Les précurseurs de l'herméneutique contemporaine

Schleiermacher

C'est Friedrich Schleiermacher (17681834) qui posa les bases de l'herméneutique contemporaine. Schleiermacher mit également en évidence le cercle herméneutique (l'expression est de Dilthey). Pour comprendre un texte, il faut avoir compris l'œuvre, mais pour comprendre l'œuvre, il faut avoir compris les textes.

Dilthey

Wilhelm Dilthey (18331911) voit dans l'herméneutique la possibilité d'une fondation pour les sciences humaines. Les sciences de la nature ne cherchent qu'à « expliquer » (Erklären) leur objet, tandis que les sciences de l'homme, et l'histoire en particulier, demandent également à « comprendre » (Verstehen) de l'intérieur et donc à prendre en considération le vécu.

XXe siècle

Naissance de l'herméneutique philosophique

L'herméneutique philosophique contemporaine se conçoit comme une théorie de l'interprétation, et de la réception de l'œuvre (littéraire ou artistique). Elle questionne la textualité en elle-même, et son rapport à l'auteur (processus d'explication) et au lecteur (processus de compréhension).

L'herméneutique philosophique cherche à analyser ce qui se manifeste, ce qui se présente de soi dans l'œuvre d'art (perspective phénoménologique). Elle pose donc de manière originale le problème de la représentation et de la phénoménalisation, s'inspirant en cela des travaux novateurs de Husserl (lequel avait livré une théorie très élaborée de l'imagination, notamment dans les Ideen I, à défaut d'esthétique à proprement parler).

▸ Matériel:
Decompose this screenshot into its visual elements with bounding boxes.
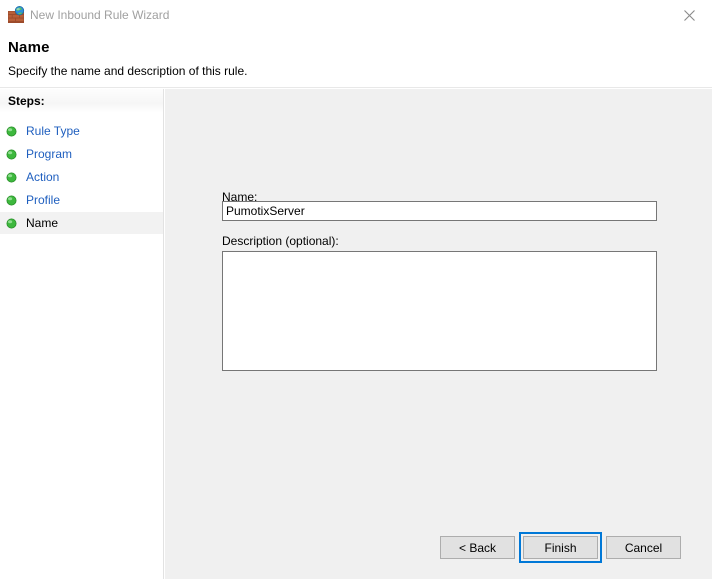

▸ Consigne A:
Pour chacune des affirmations suivantes, dites si elle s'accorde avec l'extrait sur l'herméneutique, en répondant par oui ou par non et en citant mot pour mot les termes qui tranchent. (i) L'expression « cercle herméneutique » vient de Dilthey. (ii) Selon Dilthey, les sciences de la nature cherchent à comprendre leur objet de l'intérieur. (iii) Husserl a proposé une esthétique à proprement parler.
▸ Consigne B:
Recopiez l'extrait sur l'herméneutique depuis les mots « C'est Friedrich Schleiermacher » jusqu'aux mots « considération le vécu. » inclus.
▸ Consigne C:
Poursuivez le texte sur l'herméneutique à partir de là où il s'arrête.

▸ Réponse A:
(i) Oui : « l'expression est de Dilthey ».
(ii) Non : « Les sciences de la nature ne cherchent qu'à « expliquer » (Erklären) leur objet ».
(iii) Non : « à défaut d'esthétique à proprement parler ».

▸ Réponse B:
C'est Friedrich Schleiermacher (17681834) qui posa les bases de l'herméneutique contemporaine. Schleiermacher mit également en évidence le cercle herméneutique (l'expression est de Dilthey). Pour comprendre un texte, il faut avoir compris l'œuvre, mais pour comprendre l'œuvre, il faut avoir compris les textes.

Dilthey

Wilhelm Dilthey (18331911) voit dans l'herméneutique la possibilité d'une fondation pour les sciences humaines. Les sciences de la nature ne cherchent qu'à « expliquer » (Erklären) leur objet, tandis que les sciences de l'homme, et l'histoire en particulier, demandent également à « comprendre » (Verstehen) de l'intérieur et donc à prendre en considération le vécu.

▸ Réponse C:
Le langage de l'art représente pour les herméneutes le lieu où la vérité de l'Être se déploie, au-delà de la description scientifique des étants particuliers. L'herméneutique se fonde ainsi sur une nouvelle interrogation du verbe « être », à la fois grammaticale, ontologique et esthétique, à partir des importants travaux de Martin Heidegger dans Être et Temps (et dans ses œuvres ultérieures, dont la tentation hermétiste sera critiquée)18.

L'herméneutique philosophique utilise comme paradigme majeur la poésie, notamment la poésie romantique, symboliste, surréaliste ou d'inspiration hermétiste, c'est-à-dire la poésie qui ne se comprend pas à la première lecture, mais qui nécessite un effort pour être décryptée. Les philosophes herméneutes analysent par exemple les textes et l'esprit de Hölderlin, Mallarmé, Valéry, Rilke, Artaud ou encore Ponge.

Le deuxième grand paradigme de l'herméneutique est le roman, notamment les œuvres subversives qui remettent en cause les normes traditionnelles d'écriture. Ainsi, on croisera sous la plume des grands herméneutes Rabelais, le Marquis de Sade, Joyce, Kafka, Bataille, ou encore d'autres grands écrivains comme Goethe ou Borges.

Heidegger

Martin Heidegger étend la conception de Dilthey et conçoit à un certain moment l'herméneutique comme la tâche même de la philosophie si l'existence – objet de la philosophie – demande à être interprétée et si elle n'est autre qu'un processus d'interprétation, une compréhension de soi. L'herméneutique est en ce sens un dépassement de la phénoménologie car elle s'applique à ce qui ne se montre pas, à détruire plutôt un rapport de conscience qui dissimule un rapport authentique à l'être. L'herméneutique constitue ainsi l'ontologie.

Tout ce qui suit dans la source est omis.